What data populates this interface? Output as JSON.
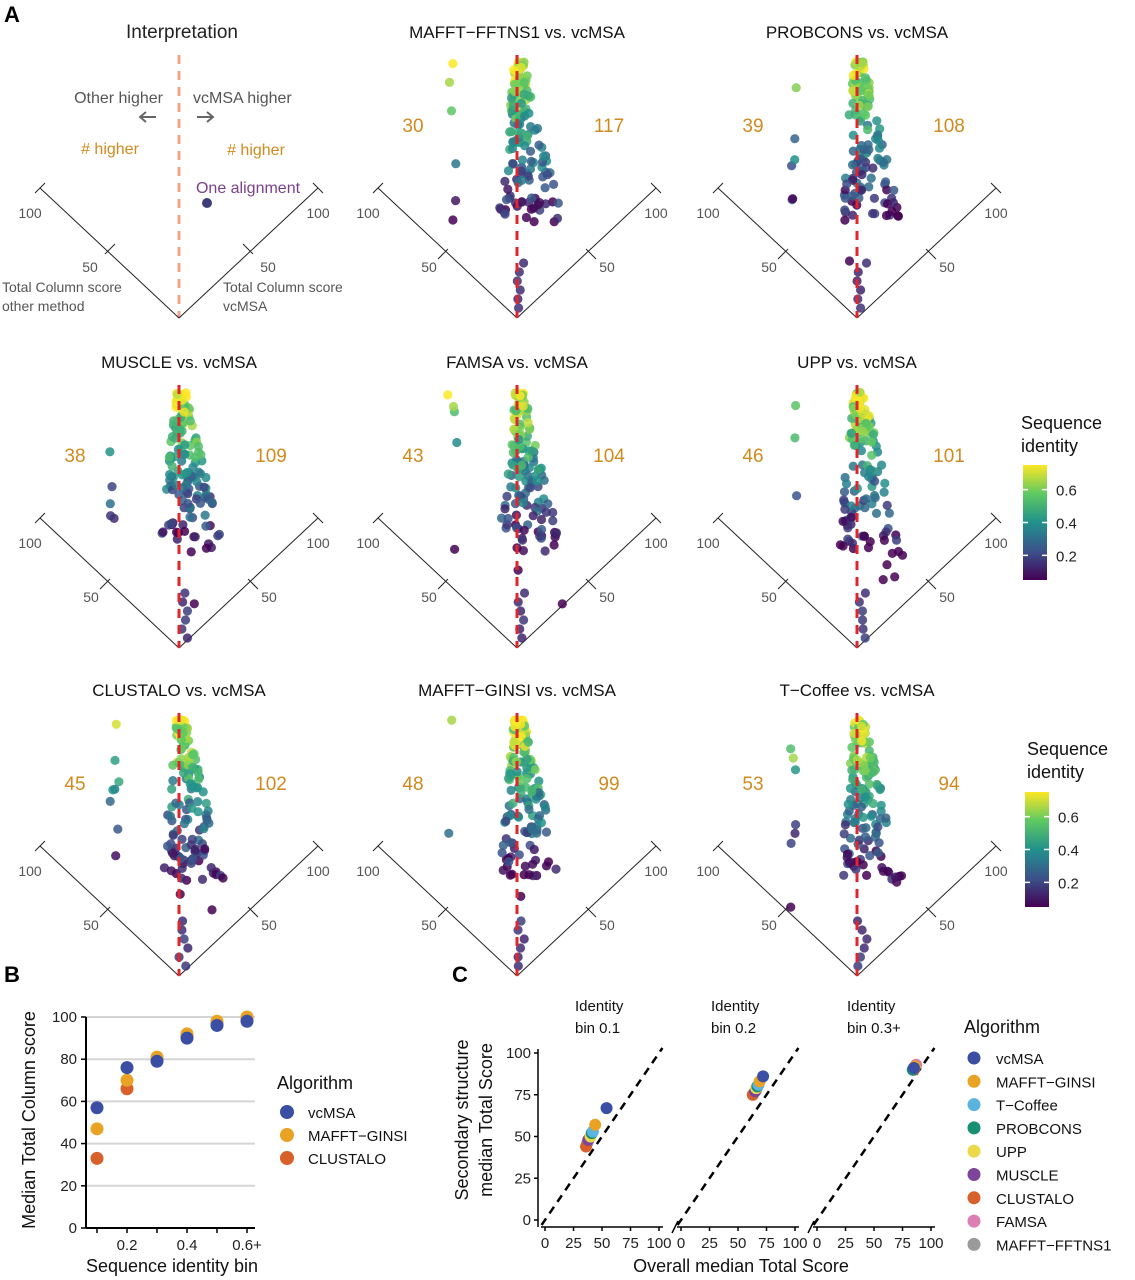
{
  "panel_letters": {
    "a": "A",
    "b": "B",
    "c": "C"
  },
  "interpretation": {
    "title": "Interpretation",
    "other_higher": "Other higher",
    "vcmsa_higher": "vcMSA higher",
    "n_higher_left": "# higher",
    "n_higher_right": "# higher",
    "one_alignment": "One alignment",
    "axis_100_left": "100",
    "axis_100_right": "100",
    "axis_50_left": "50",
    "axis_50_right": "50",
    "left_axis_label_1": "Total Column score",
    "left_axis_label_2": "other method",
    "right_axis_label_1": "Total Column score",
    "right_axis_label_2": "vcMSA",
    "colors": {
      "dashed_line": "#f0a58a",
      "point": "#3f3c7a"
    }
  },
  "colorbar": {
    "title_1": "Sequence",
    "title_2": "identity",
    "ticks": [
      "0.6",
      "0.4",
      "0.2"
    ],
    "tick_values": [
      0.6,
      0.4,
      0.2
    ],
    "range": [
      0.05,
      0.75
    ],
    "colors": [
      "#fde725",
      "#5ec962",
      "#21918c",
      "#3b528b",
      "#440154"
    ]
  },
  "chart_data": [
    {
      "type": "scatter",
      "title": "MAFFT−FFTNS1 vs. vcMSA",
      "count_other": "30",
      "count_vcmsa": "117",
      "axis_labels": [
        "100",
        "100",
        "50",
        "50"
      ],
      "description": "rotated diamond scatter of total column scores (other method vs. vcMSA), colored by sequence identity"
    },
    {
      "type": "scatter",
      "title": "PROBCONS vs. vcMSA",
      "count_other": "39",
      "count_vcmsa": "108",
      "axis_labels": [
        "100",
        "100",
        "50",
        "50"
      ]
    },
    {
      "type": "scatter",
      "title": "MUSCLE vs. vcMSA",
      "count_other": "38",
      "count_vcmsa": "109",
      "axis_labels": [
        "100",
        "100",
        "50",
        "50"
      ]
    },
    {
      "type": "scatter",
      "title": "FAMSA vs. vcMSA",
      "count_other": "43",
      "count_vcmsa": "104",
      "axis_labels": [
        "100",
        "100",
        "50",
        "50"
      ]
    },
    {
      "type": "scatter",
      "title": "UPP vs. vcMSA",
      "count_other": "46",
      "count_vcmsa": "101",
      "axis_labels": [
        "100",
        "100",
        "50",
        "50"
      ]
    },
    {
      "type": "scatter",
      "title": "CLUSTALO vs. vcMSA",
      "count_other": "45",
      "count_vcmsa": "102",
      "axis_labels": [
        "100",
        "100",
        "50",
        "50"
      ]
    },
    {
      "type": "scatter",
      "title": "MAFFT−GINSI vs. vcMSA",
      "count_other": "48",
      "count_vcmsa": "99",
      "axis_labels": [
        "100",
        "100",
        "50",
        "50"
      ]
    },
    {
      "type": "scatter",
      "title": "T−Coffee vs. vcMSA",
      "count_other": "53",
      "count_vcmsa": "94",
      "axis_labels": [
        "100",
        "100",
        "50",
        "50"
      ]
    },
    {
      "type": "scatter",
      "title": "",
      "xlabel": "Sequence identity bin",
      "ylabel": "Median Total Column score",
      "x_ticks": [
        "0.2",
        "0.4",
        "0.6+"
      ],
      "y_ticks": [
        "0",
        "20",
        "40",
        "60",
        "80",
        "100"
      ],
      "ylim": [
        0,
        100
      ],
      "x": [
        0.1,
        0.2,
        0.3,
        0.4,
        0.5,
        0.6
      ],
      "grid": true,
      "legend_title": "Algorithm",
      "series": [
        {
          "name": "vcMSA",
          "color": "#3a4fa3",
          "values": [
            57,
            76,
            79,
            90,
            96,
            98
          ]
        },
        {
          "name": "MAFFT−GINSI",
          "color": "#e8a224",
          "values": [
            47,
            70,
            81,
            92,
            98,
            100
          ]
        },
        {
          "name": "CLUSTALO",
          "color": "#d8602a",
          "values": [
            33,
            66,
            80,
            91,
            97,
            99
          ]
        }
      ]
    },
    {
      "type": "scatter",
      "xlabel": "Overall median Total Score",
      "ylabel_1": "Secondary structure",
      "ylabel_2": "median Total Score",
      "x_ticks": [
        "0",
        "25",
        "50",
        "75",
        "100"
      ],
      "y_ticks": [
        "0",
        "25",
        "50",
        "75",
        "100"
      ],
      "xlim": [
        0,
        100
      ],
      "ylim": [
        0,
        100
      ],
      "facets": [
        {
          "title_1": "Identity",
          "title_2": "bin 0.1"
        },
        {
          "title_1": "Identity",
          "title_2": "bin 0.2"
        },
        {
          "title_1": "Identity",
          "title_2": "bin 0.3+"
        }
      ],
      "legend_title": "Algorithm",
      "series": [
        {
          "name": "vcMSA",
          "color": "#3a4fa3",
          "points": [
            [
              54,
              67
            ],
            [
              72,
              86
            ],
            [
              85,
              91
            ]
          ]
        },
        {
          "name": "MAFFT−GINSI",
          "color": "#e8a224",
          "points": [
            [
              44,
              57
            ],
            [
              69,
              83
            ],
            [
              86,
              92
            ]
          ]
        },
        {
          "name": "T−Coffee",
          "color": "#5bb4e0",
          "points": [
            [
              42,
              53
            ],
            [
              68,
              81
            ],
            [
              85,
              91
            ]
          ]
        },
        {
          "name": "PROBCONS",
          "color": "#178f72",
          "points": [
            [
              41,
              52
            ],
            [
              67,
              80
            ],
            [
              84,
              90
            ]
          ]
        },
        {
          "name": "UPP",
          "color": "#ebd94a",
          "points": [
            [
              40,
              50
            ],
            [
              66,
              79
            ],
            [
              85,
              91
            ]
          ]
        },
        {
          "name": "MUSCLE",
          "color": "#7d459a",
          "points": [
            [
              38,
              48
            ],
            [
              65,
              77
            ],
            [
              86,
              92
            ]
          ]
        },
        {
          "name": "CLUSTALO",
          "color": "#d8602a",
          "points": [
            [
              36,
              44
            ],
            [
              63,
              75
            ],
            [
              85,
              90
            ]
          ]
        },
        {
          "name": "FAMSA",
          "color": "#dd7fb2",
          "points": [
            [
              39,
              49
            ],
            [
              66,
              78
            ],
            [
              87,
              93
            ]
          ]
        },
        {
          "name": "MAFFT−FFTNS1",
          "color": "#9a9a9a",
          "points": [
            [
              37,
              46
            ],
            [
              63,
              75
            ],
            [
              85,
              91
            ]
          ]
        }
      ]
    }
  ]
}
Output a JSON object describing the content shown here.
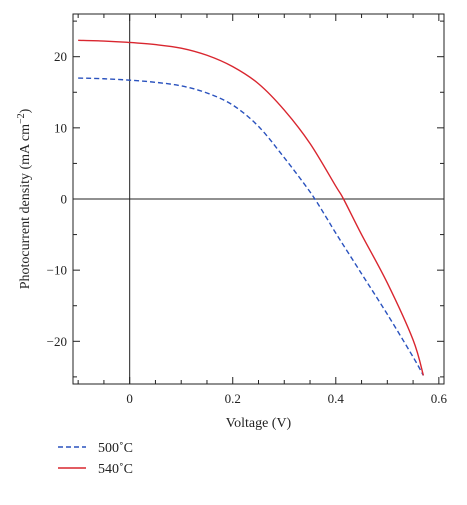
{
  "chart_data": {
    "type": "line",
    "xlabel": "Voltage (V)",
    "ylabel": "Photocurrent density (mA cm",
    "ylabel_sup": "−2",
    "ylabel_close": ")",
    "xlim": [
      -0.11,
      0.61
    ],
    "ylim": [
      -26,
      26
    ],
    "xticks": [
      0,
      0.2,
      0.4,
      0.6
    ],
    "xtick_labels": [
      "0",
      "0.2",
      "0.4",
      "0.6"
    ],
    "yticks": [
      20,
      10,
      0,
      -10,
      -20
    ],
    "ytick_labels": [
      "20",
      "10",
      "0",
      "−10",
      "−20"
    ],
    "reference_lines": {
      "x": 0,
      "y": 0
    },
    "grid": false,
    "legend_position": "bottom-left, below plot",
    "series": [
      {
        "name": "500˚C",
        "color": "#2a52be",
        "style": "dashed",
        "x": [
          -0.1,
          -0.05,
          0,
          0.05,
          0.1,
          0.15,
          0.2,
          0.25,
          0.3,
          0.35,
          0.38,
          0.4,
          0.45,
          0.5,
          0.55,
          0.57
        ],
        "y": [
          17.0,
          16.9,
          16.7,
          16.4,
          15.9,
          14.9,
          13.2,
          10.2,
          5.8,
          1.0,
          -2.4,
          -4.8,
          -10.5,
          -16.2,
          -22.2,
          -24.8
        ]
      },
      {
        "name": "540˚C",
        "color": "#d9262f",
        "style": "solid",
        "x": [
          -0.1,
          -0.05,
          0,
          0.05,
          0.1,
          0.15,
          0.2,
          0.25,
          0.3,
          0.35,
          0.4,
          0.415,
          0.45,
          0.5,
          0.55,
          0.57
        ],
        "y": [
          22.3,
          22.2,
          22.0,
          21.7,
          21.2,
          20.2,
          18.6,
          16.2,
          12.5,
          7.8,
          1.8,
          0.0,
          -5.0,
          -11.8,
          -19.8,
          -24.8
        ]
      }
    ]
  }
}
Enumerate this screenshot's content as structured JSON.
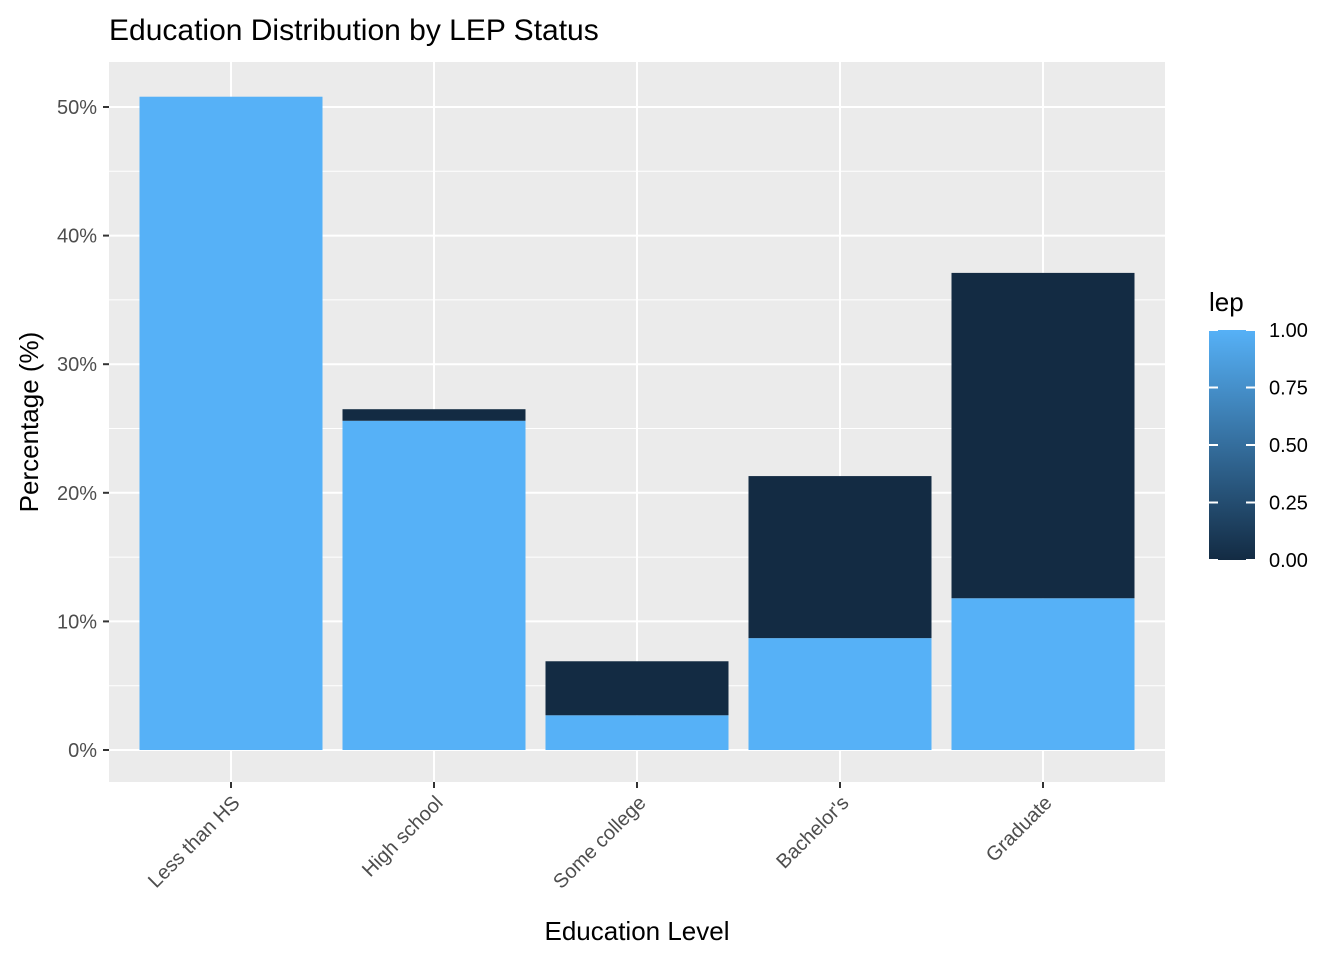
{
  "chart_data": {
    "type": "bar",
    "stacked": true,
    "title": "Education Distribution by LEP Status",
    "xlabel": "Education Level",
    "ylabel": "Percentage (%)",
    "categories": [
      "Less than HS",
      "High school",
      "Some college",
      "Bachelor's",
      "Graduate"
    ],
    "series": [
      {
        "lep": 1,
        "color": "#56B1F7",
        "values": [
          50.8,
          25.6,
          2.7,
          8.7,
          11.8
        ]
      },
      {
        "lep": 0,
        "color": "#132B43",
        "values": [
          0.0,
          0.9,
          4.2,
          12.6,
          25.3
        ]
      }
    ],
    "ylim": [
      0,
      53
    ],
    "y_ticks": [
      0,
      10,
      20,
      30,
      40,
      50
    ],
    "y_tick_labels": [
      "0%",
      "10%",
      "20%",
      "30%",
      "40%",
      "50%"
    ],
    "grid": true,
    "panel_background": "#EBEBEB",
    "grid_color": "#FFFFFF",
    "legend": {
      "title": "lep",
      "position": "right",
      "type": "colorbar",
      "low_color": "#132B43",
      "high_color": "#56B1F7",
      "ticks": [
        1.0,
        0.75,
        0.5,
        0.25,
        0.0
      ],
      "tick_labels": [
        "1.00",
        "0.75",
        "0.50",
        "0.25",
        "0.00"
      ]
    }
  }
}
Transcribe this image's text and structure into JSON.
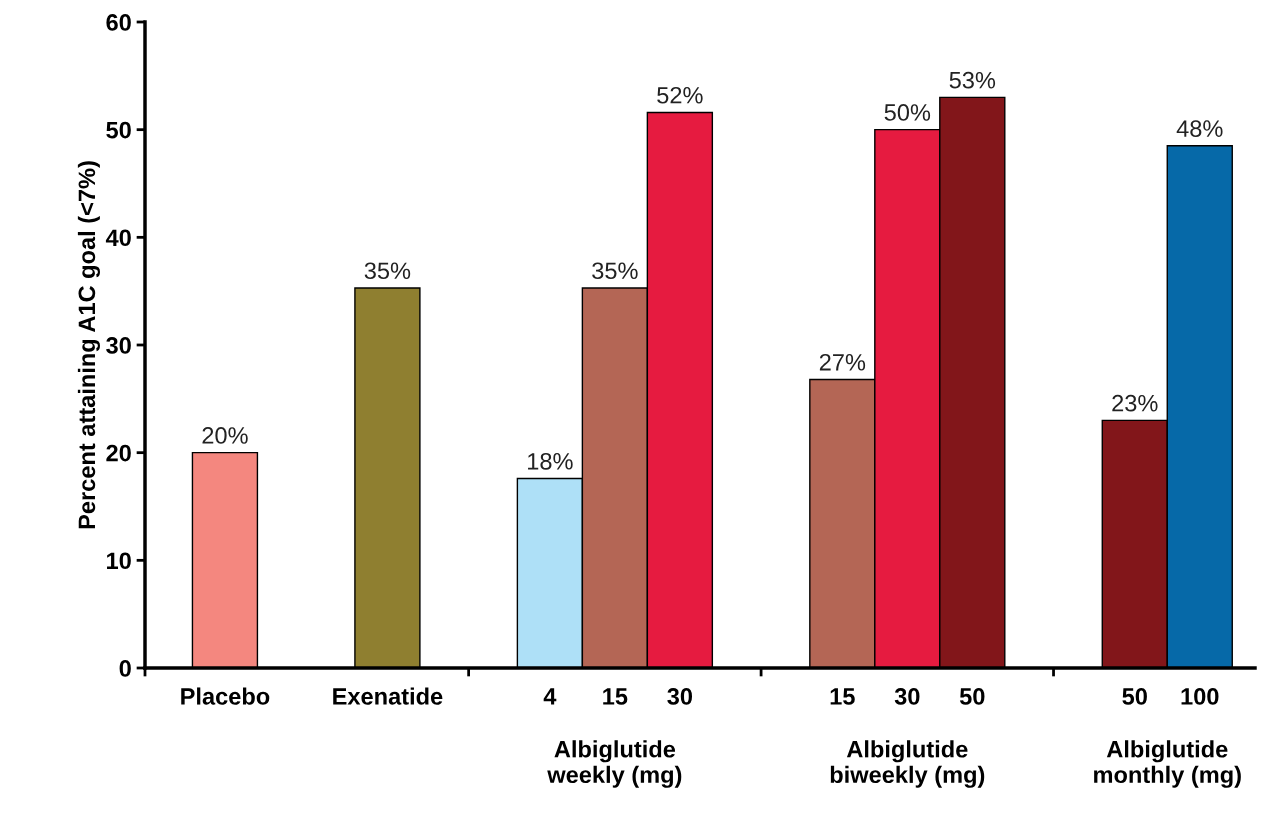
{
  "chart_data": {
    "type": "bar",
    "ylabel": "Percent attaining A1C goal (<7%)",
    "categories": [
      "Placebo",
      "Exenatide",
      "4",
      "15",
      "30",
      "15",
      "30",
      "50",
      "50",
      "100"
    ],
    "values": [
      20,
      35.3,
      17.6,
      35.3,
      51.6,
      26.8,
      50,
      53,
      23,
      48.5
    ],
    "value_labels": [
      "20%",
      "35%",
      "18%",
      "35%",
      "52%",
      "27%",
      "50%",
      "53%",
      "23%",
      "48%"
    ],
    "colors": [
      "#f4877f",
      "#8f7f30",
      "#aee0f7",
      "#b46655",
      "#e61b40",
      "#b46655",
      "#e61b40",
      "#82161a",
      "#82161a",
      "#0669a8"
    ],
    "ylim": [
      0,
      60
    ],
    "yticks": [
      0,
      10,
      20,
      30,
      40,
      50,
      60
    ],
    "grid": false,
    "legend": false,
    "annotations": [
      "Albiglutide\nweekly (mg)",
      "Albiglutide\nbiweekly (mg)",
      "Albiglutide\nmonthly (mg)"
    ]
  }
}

## JOB:
Repeat only the lines from the one with "Transcribe this image's" through the end of the data, both included and exactly as written. Pictures stay out of the copy.

## SOLUTION TO THE EXERCISE:
Transcribe this image's text and structure into JSON.
{
  "chart_data": {
    "type": "bar",
    "ylabel": "Percent attaining A1C goal (<7%)",
    "categories": [
      "Placebo",
      "Exenatide",
      "4",
      "15",
      "30",
      "15",
      "30",
      "50",
      "50",
      "100"
    ],
    "values": [
      20,
      35.3,
      17.6,
      35.3,
      51.6,
      26.8,
      50,
      53,
      23,
      48.5
    ],
    "value_labels": [
      "20%",
      "35%",
      "18%",
      "35%",
      "52%",
      "27%",
      "50%",
      "53%",
      "23%",
      "48%"
    ],
    "colors": [
      "#f4877f",
      "#8f7f30",
      "#aee0f7",
      "#b46655",
      "#e61b40",
      "#b46655",
      "#e61b40",
      "#82161a",
      "#82161a",
      "#0669a8"
    ],
    "ylim": [
      0,
      60
    ],
    "yticks": [
      0,
      10,
      20,
      30,
      40,
      50,
      60
    ],
    "grid": false,
    "legend": false,
    "annotations": [
      "Albiglutide\nweekly (mg)",
      "Albiglutide\nbiweekly (mg)",
      "Albiglutide\nmonthly (mg)"
    ]
  }
}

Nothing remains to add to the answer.